**Stated task:**
Copy out all of the data exactly as it appears.

**Data excerpts:**
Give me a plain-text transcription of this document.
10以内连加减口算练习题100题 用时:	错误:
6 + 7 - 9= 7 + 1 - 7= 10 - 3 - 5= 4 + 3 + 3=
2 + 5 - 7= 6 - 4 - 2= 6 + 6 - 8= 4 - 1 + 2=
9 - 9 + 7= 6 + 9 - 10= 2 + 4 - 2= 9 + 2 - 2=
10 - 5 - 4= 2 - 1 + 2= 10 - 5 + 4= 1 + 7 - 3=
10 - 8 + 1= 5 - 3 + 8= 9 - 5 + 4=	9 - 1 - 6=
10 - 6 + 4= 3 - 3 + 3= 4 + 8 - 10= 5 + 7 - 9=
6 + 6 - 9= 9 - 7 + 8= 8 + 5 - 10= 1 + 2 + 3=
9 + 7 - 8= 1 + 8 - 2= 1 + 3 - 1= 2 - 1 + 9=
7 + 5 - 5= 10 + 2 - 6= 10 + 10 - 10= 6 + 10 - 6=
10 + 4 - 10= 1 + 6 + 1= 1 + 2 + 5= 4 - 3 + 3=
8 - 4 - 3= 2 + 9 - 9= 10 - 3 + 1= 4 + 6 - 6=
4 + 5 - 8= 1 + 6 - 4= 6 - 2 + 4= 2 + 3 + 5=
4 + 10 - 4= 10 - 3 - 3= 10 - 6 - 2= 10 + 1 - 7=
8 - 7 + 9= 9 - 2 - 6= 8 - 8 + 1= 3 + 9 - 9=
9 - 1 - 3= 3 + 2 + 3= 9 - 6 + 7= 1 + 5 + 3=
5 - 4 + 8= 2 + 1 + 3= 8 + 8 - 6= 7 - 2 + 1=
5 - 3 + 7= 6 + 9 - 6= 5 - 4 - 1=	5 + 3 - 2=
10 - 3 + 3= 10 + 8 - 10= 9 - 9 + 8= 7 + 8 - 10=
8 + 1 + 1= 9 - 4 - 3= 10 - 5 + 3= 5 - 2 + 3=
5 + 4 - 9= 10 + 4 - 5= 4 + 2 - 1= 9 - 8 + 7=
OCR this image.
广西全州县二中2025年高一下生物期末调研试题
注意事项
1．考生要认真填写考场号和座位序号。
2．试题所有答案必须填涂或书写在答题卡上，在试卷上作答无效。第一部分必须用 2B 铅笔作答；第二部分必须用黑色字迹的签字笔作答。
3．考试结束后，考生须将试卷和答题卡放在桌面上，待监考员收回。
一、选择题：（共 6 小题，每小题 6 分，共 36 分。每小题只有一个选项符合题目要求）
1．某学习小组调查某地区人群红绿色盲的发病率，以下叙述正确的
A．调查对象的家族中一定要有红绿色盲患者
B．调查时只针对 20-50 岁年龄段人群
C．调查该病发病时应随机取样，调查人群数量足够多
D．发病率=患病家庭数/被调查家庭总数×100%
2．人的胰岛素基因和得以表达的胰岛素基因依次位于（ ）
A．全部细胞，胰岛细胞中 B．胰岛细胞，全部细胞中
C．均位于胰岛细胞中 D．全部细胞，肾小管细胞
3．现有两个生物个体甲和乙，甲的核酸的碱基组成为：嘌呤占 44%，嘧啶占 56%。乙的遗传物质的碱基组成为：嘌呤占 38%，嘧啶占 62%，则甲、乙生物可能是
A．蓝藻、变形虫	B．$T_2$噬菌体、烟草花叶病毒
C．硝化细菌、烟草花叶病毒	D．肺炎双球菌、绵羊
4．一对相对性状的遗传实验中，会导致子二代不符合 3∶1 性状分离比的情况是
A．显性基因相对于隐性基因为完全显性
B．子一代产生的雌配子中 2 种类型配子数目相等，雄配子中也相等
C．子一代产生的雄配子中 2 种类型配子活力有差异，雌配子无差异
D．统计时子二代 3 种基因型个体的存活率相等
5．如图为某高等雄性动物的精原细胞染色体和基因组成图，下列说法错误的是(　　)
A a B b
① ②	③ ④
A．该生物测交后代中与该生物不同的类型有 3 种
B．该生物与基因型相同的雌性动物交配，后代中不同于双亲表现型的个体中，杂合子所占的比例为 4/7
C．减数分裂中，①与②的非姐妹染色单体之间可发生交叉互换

**Result of this exercise:**
Give me a plain-text transcription of this document.
10以内连加减口算练习题100题 用时:	错误:
6 + 7 - 9= 7 + 1 - 7= 10 - 3 - 5= 4 + 3 + 3=
2 + 5 - 7= 6 - 4 - 2= 6 + 6 - 8= 4 - 1 + 2=
9 - 9 + 7= 6 + 9 - 10= 2 + 4 - 2= 9 + 2 - 2=
10 - 5 - 4= 2 - 1 + 2= 10 - 5 + 4= 1 + 7 - 3=
10 - 8 + 1= 5 - 3 + 8= 9 - 5 + 4=	9 - 1 - 6=
10 - 6 + 4= 3 - 3 + 3= 4 + 8 - 10= 5 + 7 - 9=
6 + 6 - 9= 9 - 7 + 8= 8 + 5 - 10= 1 + 2 + 3=
9 + 7 - 8= 1 + 8 - 2= 1 + 3 - 1= 2 - 1 + 9=
7 + 5 - 5= 10 + 2 - 6= 10 + 10 - 10= 6 + 10 - 6=
10 + 4 - 10= 1 + 6 + 1= 1 + 2 + 5= 4 - 3 + 3=
8 - 4 - 3= 2 + 9 - 9= 10 - 3 + 1= 4 + 6 - 6=
4 + 5 - 8= 1 + 6 - 4= 6 - 2 + 4= 2 + 3 + 5=
4 + 10 - 4= 10 - 3 - 3= 10 - 6 - 2= 10 + 1 - 7=
8 - 7 + 9= 9 - 2 - 6= 8 - 8 + 1= 3 + 9 - 9=
9 - 1 - 3= 3 + 2 + 3= 9 - 6 + 7= 1 + 5 + 3=
5 - 4 + 8= 2 + 1 + 3= 8 + 8 - 6= 7 - 2 + 1=
5 - 3 + 7= 6 + 9 - 6= 5 - 4 - 1=	5 + 3 - 2=
10 - 3 + 3= 10 + 8 - 10= 9 - 9 + 8= 7 + 8 - 10=
8 + 1 + 1= 9 - 4 - 3= 10 - 5 + 3= 5 - 2 + 3=
5 + 4 - 9= 10 + 4 - 5= 4 + 2 - 1= 9 - 8 + 7=
OCR this image.
广西全州县二中2025年高一下生物期末调研试题
注意事项
1．考生要认真填写考场号和座位序号。
2．试题所有答案必须填涂或书写在答题卡上，在试卷上作答无效。第一部分必须用 2B 铅笔作答；第二部分必须用黑色字迹的签字笔作答。
3．考试结束后，考生须将试卷和答题卡放在桌面上，待监考员收回。
一、选择题：（共 6 小题，每小题 6 分，共 36 分。每小题只有一个选项符合题目要求）
1．某学习小组调查某地区人群红绿色盲的发病率，以下叙述正确的
A．调查对象的家族中一定要有红绿色盲患者
B．调查时只针对 20-50 岁年龄段人群
C．调查该病发病时应随机取样，调查人群数量足够多
D．发病率=患病家庭数/被调查家庭总数×100%
2．人的胰岛素基因和得以表达的胰岛素基因依次位于（ ）
A．全部细胞，胰岛细胞中 B．胰岛细胞，全部细胞中
C．均位于胰岛细胞中 D．全部细胞，肾小管细胞
3．现有两个生物个体甲和乙，甲的核酸的碱基组成为：嘌呤占 44%，嘧啶占 56%。乙的遗传物质的碱基组成为：嘌呤占 38%，嘧啶占 62%，则甲、乙生物可能是
A．蓝藻、变形虫	B．$T_2$噬菌体、烟草花叶病毒
C．硝化细菌、烟草花叶病毒	D．肺炎双球菌、绵羊
4．一对相对性状的遗传实验中，会导致子二代不符合 3∶1 性状分离比的情况是
A．显性基因相对于隐性基因为完全显性
B．子一代产生的雌配子中 2 种类型配子数目相等，雄配子中也相等
C．子一代产生的雄配子中 2 种类型配子活力有差异，雌配子无差异
D．统计时子二代 3 种基因型个体的存活率相等
5．如图为某高等雄性动物的精原细胞染色体和基因组成图，下列说法错误的是(　　)
A a B b
① ②	③ ④
A．该生物测交后代中与该生物不同的类型有 3 种
B．该生物与基因型相同的雌性动物交配，后代中不同于双亲表现型的个体中，杂合子所占的比例为 4/7
C．减数分裂中，①与②的非姐妹染色单体之间可发生交叉互换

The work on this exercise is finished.